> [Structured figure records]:
>>
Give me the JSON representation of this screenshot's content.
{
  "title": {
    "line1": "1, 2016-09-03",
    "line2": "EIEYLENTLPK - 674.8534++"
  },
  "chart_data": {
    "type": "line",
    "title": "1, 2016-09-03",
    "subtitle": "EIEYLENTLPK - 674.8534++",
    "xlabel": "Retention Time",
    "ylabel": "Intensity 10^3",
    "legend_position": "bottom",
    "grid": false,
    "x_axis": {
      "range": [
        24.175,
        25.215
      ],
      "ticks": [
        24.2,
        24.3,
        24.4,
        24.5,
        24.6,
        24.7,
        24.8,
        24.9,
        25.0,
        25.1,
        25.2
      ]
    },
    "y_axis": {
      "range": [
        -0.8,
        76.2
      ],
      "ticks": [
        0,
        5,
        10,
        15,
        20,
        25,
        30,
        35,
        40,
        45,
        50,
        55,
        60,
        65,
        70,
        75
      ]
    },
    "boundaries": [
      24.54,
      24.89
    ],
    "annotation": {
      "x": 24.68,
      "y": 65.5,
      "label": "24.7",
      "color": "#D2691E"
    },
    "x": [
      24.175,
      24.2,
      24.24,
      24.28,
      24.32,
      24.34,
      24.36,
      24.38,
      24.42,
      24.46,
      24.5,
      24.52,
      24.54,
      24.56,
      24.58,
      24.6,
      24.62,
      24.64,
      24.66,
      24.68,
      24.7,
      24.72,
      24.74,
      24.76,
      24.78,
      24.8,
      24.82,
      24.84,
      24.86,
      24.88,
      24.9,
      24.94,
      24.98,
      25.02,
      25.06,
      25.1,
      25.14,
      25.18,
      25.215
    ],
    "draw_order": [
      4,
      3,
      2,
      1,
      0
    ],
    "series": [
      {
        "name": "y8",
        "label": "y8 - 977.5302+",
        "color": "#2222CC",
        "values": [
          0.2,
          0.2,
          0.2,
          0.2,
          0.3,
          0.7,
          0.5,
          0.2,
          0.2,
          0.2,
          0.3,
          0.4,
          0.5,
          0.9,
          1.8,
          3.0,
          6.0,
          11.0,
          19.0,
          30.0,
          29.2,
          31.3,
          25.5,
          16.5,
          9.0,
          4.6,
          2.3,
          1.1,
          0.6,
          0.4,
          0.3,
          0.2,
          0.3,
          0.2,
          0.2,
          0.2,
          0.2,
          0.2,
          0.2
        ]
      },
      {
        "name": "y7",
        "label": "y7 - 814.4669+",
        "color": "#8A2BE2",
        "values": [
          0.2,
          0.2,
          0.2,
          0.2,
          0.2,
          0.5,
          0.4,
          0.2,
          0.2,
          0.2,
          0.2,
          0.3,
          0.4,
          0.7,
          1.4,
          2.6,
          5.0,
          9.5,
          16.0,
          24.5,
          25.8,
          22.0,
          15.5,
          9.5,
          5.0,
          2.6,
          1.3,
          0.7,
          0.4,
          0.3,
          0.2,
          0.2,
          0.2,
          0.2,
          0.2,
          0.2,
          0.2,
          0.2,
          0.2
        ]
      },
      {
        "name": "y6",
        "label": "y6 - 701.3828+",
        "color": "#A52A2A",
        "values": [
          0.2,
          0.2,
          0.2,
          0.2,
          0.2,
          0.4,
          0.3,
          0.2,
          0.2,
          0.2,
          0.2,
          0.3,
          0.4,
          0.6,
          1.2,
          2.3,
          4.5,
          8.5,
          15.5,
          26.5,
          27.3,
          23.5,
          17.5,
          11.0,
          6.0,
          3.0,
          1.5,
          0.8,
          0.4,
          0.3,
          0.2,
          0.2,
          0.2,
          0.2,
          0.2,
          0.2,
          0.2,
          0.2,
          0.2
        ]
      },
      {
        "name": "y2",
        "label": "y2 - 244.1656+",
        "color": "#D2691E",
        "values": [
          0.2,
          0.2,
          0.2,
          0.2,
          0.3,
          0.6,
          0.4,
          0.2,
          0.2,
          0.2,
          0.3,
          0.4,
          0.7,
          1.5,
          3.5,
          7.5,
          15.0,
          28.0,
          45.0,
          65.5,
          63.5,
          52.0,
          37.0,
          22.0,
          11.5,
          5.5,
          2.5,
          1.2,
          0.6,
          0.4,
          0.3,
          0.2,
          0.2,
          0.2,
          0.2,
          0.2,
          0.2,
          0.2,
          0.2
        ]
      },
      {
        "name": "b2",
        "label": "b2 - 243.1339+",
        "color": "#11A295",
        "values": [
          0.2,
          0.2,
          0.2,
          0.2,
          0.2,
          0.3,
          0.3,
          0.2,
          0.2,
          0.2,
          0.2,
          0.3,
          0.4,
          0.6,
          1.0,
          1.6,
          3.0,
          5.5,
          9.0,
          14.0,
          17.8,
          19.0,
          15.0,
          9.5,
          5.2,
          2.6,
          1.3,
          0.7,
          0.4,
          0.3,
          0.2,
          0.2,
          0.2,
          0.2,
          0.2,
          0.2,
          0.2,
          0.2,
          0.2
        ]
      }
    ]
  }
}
<<
> [Prompt]:
Copy every line above that includes the string "name".

> [Solution to this task]:
        "name": "y8",
        "name": "y7",
        "name": "y6",
        "name": "y2",
        "name": "b2",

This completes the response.